_Exercise aim_.
Search the data below for the string "source". Extract every line that contains it.

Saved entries
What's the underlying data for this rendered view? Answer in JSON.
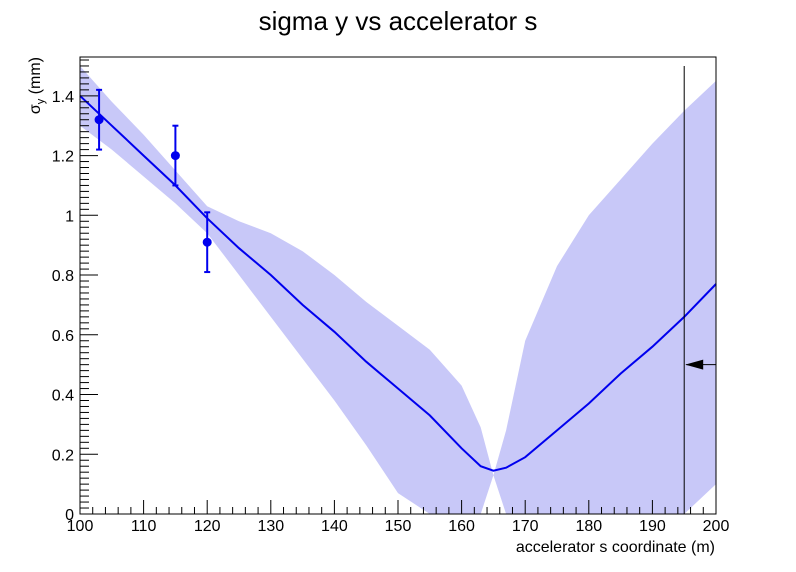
{
  "chart_data": {
    "type": "line",
    "title": "sigma y vs accelerator s",
    "xlabel": "accelerator s coordinate (m)",
    "ylabel": {
      "symbol": "σ",
      "subscript": "y",
      "unit": " (mm)"
    },
    "xlim": [
      100,
      200
    ],
    "ylim": [
      0,
      1.53
    ],
    "x_ticks": [
      100,
      110,
      120,
      130,
      140,
      150,
      160,
      170,
      180,
      190,
      200
    ],
    "x_tick_labels": [
      "100",
      "110",
      "120",
      "130",
      "140",
      "150",
      "160",
      "170",
      "180",
      "190",
      "200"
    ],
    "y_ticks": [
      0,
      0.2,
      0.4,
      0.6,
      0.8,
      1.0,
      1.2,
      1.4
    ],
    "y_tick_labels": [
      "0",
      "0.2",
      "0.4",
      "0.6",
      "0.8",
      "1",
      "1.2",
      "1.4"
    ],
    "grid": false,
    "legend": "none",
    "colors": {
      "fit_line": "#0000ee",
      "band": "#c8c8f8",
      "points": "#0000ee",
      "marker_line": "#000000"
    },
    "fit_curve": {
      "x": [
        100,
        105,
        110,
        115,
        120,
        125,
        130,
        135,
        140,
        145,
        150,
        155,
        160,
        163,
        165,
        167,
        170,
        175,
        180,
        185,
        190,
        195,
        200
      ],
      "y": [
        1.4,
        1.3,
        1.2,
        1.1,
        0.99,
        0.89,
        0.8,
        0.7,
        0.61,
        0.51,
        0.42,
        0.33,
        0.22,
        0.16,
        0.145,
        0.155,
        0.19,
        0.28,
        0.37,
        0.47,
        0.56,
        0.66,
        0.77
      ]
    },
    "band": {
      "x": [
        100,
        105,
        110,
        115,
        120,
        125,
        130,
        135,
        140,
        145,
        150,
        155,
        160,
        163,
        165,
        167,
        170,
        175,
        180,
        185,
        190,
        195,
        200
      ],
      "upper": [
        1.5,
        1.38,
        1.27,
        1.15,
        1.03,
        0.98,
        0.94,
        0.88,
        0.8,
        0.71,
        0.63,
        0.55,
        0.43,
        0.29,
        0.13,
        0.28,
        0.58,
        0.83,
        1.0,
        1.12,
        1.24,
        1.35,
        1.45
      ],
      "lower": [
        1.3,
        1.22,
        1.13,
        1.04,
        0.94,
        0.8,
        0.66,
        0.52,
        0.38,
        0.23,
        0.07,
        0.0,
        0.0,
        0.0,
        0.13,
        0.0,
        0.0,
        0.0,
        0.0,
        0.0,
        0.0,
        0.0,
        0.1
      ]
    },
    "points": [
      {
        "x": 103,
        "y": 1.32,
        "yerr": 0.1
      },
      {
        "x": 115,
        "y": 1.2,
        "yerr": 0.1
      },
      {
        "x": 120,
        "y": 0.91,
        "yerr": 0.1
      }
    ],
    "marker": {
      "vertical_line_x": 195,
      "arrow_y": 0.5,
      "arrow_direction": "left"
    }
  }
}
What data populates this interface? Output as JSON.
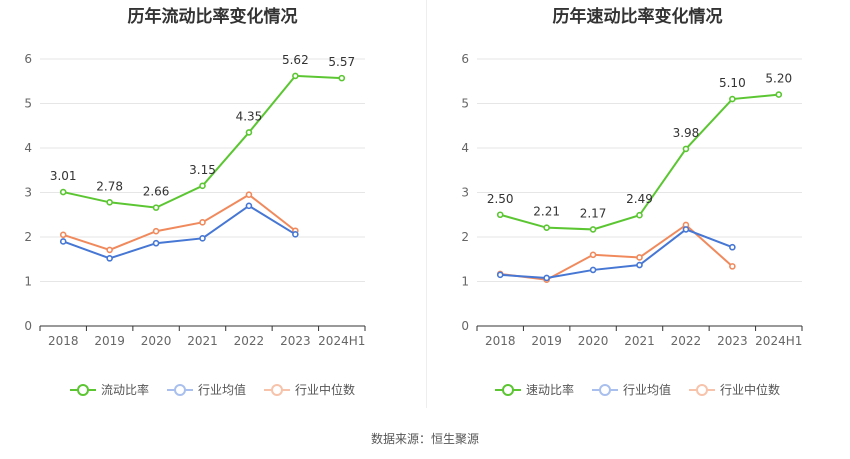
{
  "source": "数据来源：恒生聚源",
  "chart_data": [
    {
      "type": "line",
      "title": "历年流动比率变化情况",
      "categories": [
        "2018",
        "2019",
        "2020",
        "2021",
        "2022",
        "2023",
        "2024H1"
      ],
      "ylim": [
        0,
        6
      ],
      "yticks": [
        0,
        1,
        2,
        3,
        4,
        5,
        6
      ],
      "grid": true,
      "legend_position": "bottom",
      "series": [
        {
          "name": "流动比率",
          "color": "#5bc632",
          "values": [
            3.01,
            2.78,
            2.66,
            3.15,
            4.35,
            5.62,
            5.57
          ],
          "labels": [
            "3.01",
            "2.78",
            "2.66",
            "3.15",
            "4.35",
            "5.62",
            "5.57"
          ]
        },
        {
          "name": "行业均值",
          "color": "#4677d4",
          "values": [
            1.9,
            1.52,
            1.86,
            1.97,
            2.7,
            2.06,
            null
          ]
        },
        {
          "name": "行业中位数",
          "color": "#f08a5d",
          "values": [
            2.05,
            1.71,
            2.13,
            2.33,
            2.95,
            2.14,
            null
          ]
        }
      ]
    },
    {
      "type": "line",
      "title": "历年速动比率变化情况",
      "categories": [
        "2018",
        "2019",
        "2020",
        "2021",
        "2022",
        "2023",
        "2024H1"
      ],
      "ylim": [
        0,
        6
      ],
      "yticks": [
        0,
        1,
        2,
        3,
        4,
        5,
        6
      ],
      "grid": true,
      "legend_position": "bottom",
      "series": [
        {
          "name": "速动比率",
          "color": "#5bc632",
          "values": [
            2.5,
            2.21,
            2.17,
            2.49,
            3.98,
            5.1,
            5.2
          ],
          "labels": [
            "2.50",
            "2.21",
            "2.17",
            "2.49",
            "3.98",
            "5.10",
            "5.20"
          ]
        },
        {
          "name": "行业均值",
          "color": "#4677d4",
          "values": [
            1.15,
            1.08,
            1.26,
            1.37,
            2.17,
            1.77,
            null
          ]
        },
        {
          "name": "行业中位数",
          "color": "#f08a5d",
          "values": [
            1.17,
            1.04,
            1.6,
            1.54,
            2.27,
            1.34,
            null
          ]
        }
      ]
    }
  ]
}
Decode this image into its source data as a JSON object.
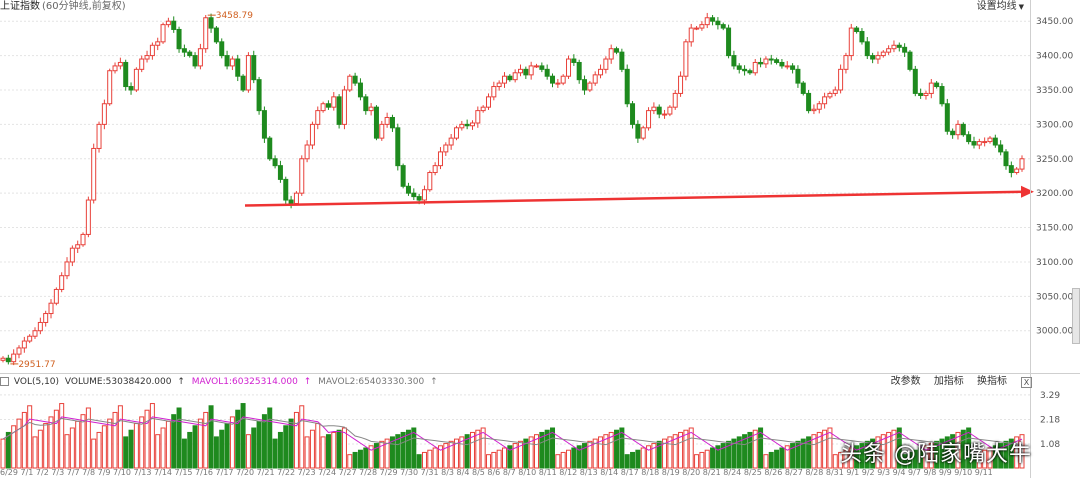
{
  "header": {
    "title": "上证指数",
    "subtitle": "(60分钟线,前复权)",
    "settings_label": "设置均线"
  },
  "price_axis": {
    "ticks": [
      "3450.00",
      "3400.00",
      "3350.00",
      "3300.00",
      "3250.00",
      "3200.00",
      "3150.00",
      "3100.00",
      "3050.00",
      "3000.00"
    ]
  },
  "annotations": {
    "high_label": "3458.79",
    "low_label": "2951.77"
  },
  "volume_panel": {
    "indicator": "VOL(5,10)",
    "volume_text": "VOLUME:53038420.000",
    "mavol1_text": "MAVOL1:60325314.000",
    "mavol2_text": "MAVOL2:65403330.300",
    "tools": [
      "改参数",
      "加指标",
      "换指标"
    ],
    "close_label": "X",
    "ticks": [
      "3.29",
      "2.18",
      "1.08"
    ]
  },
  "x_axis_labels": "6/29 7/1  7/2  7/3   7/7  7/8  7/9  7/10 7/13 7/14 7/15 7/16 7/17 7/20 7/21 7/22 7/23 7/24 7/27 7/28 7/29 7/30 7/31 8/3  8/4  8/5  8/6  8/7  8/10 8/11 8/12 8/13 8/14 8/17 8/18 8/19 8/20 8/21 8/24 8/25 8/26 8/27 8/28 8/31 9/1  9/2  9/3  9/4  9/7  9/8  9/9  9/10 9/11",
  "watermark": "头条 @陆家嘴大牛",
  "colors": {
    "up": "#e8413a",
    "down": "#1e8a1e",
    "arrow": "#ee3333",
    "mavol1": "#d020d0",
    "mavol2": "#888888"
  },
  "chart_data": {
    "type": "candlestick",
    "price_range": [
      2940,
      3475
    ],
    "trend_arrow": {
      "from_value": 3182,
      "to_value": 3202
    },
    "closes": [
      2960,
      2955,
      2966,
      2975,
      2985,
      2992,
      3000,
      3012,
      3025,
      3040,
      3060,
      3080,
      3100,
      3120,
      3125,
      3140,
      3190,
      3265,
      3300,
      3330,
      3378,
      3385,
      3390,
      3355,
      3350,
      3380,
      3395,
      3400,
      3415,
      3420,
      3445,
      3450,
      3438,
      3410,
      3405,
      3400,
      3385,
      3410,
      3455,
      3440,
      3420,
      3400,
      3385,
      3395,
      3370,
      3350,
      3400,
      3365,
      3320,
      3280,
      3250,
      3240,
      3220,
      3190,
      3185,
      3200,
      3250,
      3270,
      3300,
      3320,
      3330,
      3325,
      3340,
      3300,
      3350,
      3370,
      3360,
      3340,
      3320,
      3325,
      3280,
      3300,
      3310,
      3295,
      3240,
      3210,
      3200,
      3195,
      3190,
      3205,
      3230,
      3240,
      3260,
      3270,
      3280,
      3295,
      3300,
      3298,
      3302,
      3320,
      3325,
      3340,
      3355,
      3360,
      3370,
      3365,
      3375,
      3380,
      3372,
      3385,
      3385,
      3380,
      3370,
      3360,
      3360,
      3370,
      3395,
      3390,
      3365,
      3350,
      3360,
      3372,
      3380,
      3395,
      3410,
      3405,
      3380,
      3330,
      3300,
      3280,
      3295,
      3320,
      3325,
      3315,
      3315,
      3325,
      3345,
      3370,
      3420,
      3440,
      3440,
      3445,
      3455,
      3450,
      3445,
      3440,
      3400,
      3385,
      3380,
      3378,
      3375,
      3390,
      3388,
      3395,
      3394,
      3390,
      3385,
      3385,
      3380,
      3360,
      3345,
      3320,
      3322,
      3330,
      3340,
      3345,
      3350,
      3380,
      3400,
      3440,
      3435,
      3420,
      3400,
      3395,
      3400,
      3405,
      3410,
      3415,
      3412,
      3405,
      3380,
      3345,
      3342,
      3345,
      3360,
      3355,
      3330,
      3290,
      3285,
      3300,
      3285,
      3275,
      3270,
      3275,
      3275,
      3280,
      3270,
      3260,
      3240,
      3230,
      3235,
      3250
    ]
  }
}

_Output for this exercise_.
  "source": "数据来源：恒生聚源",
Decode this image into its source data as a JSON object.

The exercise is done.